AIM:
Where the string "吊销相应的许可证" occurs in the material below, report the whole line.

DATASET:

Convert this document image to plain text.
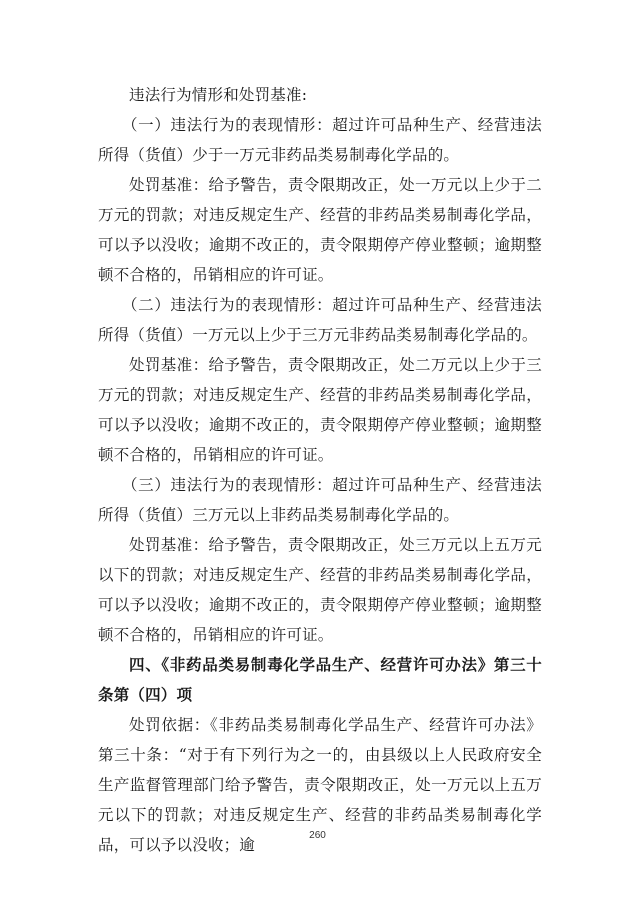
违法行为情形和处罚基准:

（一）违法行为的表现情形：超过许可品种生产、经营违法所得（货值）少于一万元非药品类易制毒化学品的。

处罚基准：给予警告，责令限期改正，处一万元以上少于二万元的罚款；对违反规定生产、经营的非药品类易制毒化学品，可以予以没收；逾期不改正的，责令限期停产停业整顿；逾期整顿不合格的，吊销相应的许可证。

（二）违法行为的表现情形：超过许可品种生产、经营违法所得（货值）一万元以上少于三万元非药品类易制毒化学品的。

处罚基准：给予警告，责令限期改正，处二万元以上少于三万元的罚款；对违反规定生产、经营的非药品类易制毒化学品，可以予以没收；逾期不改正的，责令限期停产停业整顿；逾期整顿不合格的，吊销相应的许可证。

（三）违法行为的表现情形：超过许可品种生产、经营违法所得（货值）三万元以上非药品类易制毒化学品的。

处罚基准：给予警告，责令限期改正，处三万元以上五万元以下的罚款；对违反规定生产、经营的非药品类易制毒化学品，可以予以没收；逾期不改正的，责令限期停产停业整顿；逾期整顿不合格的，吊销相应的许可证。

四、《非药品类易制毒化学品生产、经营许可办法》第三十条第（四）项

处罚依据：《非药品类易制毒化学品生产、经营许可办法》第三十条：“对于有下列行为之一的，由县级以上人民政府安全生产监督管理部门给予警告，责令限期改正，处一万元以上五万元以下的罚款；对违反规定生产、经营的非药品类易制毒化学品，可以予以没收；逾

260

EXPECTED OUTPUT:
处罚基准：给予警告，责令限期改正，处一万元以上少于二万元的罚款；对违反规定生产、经营的非药品类易制毒化学品，可以予以没收；逾期不改正的，责令限期停产停业整顿；逾期整顿不合格的，吊销相应的许可证。
处罚基准：给予警告，责令限期改正，处二万元以上少于三万元的罚款；对违反规定生产、经营的非药品类易制毒化学品，可以予以没收；逾期不改正的，责令限期停产停业整顿；逾期整顿不合格的，吊销相应的许可证。
处罚基准：给予警告，责令限期改正，处三万元以上五万元以下的罚款；对违反规定生产、经营的非药品类易制毒化学品，可以予以没收；逾期不改正的，责令限期停产停业整顿；逾期整顿不合格的，吊销相应的许可证。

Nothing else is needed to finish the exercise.